[Start of Information shown]

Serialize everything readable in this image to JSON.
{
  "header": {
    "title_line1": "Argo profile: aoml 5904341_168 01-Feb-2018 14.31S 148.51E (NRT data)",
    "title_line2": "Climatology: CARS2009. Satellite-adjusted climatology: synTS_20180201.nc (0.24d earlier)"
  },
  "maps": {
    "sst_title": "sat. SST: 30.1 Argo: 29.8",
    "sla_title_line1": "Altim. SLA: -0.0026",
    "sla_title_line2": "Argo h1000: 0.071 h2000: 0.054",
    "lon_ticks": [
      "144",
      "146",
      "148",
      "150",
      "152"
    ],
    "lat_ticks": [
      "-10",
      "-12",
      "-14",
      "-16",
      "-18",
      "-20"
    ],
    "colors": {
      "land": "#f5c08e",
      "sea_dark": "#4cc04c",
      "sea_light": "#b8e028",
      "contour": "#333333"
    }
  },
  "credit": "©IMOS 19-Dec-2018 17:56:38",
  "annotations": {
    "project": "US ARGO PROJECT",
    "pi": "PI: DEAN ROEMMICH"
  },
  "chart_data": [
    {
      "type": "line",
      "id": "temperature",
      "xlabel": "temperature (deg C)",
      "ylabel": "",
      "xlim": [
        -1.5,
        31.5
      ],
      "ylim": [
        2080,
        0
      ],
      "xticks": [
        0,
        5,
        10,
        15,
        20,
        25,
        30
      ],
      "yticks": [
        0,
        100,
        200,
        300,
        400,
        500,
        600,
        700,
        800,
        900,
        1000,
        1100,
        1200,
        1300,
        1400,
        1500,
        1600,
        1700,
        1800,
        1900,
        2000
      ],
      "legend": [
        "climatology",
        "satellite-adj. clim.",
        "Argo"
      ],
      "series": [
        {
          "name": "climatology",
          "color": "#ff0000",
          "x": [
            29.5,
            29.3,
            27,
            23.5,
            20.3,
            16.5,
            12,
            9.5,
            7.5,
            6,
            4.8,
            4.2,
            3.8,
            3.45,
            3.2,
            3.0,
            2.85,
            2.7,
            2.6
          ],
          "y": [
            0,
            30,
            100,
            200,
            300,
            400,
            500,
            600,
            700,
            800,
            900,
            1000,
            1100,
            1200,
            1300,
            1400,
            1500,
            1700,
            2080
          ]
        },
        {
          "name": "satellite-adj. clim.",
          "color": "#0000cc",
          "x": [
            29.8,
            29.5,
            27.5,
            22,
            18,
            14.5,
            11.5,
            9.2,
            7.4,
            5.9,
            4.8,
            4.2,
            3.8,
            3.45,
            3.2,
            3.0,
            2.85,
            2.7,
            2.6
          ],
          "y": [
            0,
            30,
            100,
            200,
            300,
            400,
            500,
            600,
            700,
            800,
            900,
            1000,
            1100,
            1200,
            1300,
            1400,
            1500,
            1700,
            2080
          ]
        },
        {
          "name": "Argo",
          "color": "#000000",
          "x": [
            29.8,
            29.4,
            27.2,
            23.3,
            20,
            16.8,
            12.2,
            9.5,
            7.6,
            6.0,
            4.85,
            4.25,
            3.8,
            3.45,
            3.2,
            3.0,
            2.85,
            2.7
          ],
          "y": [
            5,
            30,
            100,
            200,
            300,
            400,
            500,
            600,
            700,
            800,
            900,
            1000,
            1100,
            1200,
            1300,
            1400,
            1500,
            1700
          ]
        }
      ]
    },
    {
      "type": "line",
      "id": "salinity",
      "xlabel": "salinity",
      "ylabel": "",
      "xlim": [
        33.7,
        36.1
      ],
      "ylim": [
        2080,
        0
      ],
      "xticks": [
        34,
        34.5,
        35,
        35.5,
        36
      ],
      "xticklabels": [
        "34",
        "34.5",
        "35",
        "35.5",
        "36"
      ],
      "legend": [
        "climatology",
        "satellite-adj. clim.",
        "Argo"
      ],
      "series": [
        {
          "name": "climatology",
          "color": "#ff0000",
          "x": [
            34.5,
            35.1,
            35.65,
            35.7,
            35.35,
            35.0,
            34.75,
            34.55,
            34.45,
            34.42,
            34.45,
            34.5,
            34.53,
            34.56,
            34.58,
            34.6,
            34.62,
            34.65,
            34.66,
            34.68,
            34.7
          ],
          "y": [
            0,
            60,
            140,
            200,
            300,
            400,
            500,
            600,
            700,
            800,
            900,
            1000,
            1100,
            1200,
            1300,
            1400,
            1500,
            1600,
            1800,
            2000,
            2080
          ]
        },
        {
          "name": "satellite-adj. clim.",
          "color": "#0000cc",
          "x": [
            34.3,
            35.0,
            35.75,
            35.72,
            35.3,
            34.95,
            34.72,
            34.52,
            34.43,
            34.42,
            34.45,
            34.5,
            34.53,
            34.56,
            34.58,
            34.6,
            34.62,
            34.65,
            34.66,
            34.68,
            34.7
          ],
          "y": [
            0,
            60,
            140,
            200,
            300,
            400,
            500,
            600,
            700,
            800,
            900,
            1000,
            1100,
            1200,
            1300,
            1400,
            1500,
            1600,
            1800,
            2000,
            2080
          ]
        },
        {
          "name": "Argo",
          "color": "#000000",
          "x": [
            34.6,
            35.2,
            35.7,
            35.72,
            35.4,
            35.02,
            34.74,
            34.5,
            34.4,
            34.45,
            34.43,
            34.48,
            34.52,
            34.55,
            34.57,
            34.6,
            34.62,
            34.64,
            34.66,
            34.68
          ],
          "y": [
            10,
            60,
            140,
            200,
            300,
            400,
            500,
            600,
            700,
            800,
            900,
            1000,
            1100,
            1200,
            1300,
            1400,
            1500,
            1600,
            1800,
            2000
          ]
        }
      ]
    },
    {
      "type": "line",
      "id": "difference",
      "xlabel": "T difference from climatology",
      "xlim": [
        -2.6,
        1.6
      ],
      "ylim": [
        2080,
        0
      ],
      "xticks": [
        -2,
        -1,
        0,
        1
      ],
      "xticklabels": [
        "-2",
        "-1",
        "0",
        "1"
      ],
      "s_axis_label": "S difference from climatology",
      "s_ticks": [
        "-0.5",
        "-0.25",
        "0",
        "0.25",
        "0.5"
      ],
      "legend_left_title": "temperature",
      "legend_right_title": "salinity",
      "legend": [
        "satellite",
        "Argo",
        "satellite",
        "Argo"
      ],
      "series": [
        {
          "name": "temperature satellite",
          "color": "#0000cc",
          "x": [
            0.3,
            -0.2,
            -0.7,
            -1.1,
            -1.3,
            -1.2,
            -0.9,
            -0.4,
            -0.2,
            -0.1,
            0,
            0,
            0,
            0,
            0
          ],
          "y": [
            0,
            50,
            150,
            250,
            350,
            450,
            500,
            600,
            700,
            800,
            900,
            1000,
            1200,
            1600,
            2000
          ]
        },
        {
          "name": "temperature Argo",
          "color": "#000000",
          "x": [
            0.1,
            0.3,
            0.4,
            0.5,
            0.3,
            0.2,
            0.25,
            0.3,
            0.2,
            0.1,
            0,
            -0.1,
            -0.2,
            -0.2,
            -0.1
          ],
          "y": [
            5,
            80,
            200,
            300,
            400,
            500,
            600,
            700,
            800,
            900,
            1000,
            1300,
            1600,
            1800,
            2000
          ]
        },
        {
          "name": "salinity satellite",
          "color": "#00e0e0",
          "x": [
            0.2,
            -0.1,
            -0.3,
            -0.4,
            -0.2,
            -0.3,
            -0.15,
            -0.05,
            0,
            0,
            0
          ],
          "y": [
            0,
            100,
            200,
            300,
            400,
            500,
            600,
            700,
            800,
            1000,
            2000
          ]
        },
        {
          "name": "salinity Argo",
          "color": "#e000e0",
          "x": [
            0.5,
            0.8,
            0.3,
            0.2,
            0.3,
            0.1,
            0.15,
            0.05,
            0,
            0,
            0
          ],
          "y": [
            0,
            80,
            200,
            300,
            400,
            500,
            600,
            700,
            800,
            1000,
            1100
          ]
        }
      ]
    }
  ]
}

[End of Information shown]

| Do this |
Copy every line in the records above that contains the word "salinity".

| Task output |
      "id": "salinity",
      "xlabel": "salinity",
      "legend_right_title": "salinity",
          "name": "salinity satellite",
          "name": "salinity Argo",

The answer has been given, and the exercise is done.